## BEGIN RECORDS PROVIDED
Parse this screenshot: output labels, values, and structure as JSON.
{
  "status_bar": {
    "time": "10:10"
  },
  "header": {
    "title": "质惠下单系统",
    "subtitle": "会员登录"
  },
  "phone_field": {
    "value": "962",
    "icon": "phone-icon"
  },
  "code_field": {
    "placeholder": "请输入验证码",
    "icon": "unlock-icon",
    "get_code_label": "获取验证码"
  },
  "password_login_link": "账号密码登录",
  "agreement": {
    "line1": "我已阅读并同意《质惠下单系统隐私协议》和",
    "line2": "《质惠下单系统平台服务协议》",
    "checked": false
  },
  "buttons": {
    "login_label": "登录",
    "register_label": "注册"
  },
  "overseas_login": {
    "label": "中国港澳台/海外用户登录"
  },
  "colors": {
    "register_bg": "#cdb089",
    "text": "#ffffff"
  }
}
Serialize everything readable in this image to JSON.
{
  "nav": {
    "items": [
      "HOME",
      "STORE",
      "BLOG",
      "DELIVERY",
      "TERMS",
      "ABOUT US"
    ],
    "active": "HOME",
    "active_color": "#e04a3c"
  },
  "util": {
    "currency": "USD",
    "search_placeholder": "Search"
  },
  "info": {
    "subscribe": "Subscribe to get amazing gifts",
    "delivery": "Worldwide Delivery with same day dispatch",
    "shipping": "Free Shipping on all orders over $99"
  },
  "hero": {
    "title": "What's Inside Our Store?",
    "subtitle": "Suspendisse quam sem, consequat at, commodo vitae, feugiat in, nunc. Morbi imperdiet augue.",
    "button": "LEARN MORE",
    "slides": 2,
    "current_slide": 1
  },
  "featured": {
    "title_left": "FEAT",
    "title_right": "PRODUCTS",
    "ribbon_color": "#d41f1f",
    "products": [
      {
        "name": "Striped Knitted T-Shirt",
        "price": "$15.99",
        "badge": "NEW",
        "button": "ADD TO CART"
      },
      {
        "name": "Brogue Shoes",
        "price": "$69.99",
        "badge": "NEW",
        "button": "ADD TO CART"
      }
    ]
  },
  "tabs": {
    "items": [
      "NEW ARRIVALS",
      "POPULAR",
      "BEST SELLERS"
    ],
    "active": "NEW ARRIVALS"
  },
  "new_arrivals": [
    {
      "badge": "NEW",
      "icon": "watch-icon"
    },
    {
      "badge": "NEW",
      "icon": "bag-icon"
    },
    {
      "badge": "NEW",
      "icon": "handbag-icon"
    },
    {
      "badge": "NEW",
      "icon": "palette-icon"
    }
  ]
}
## END RECORDS PROVIDED
- TASK GOAL: Pick each line holding the word "name" out of the listing.

- THE ANSWER:
        "name": "Striped Knitted T-Shirt",
        "name": "Brogue Shoes",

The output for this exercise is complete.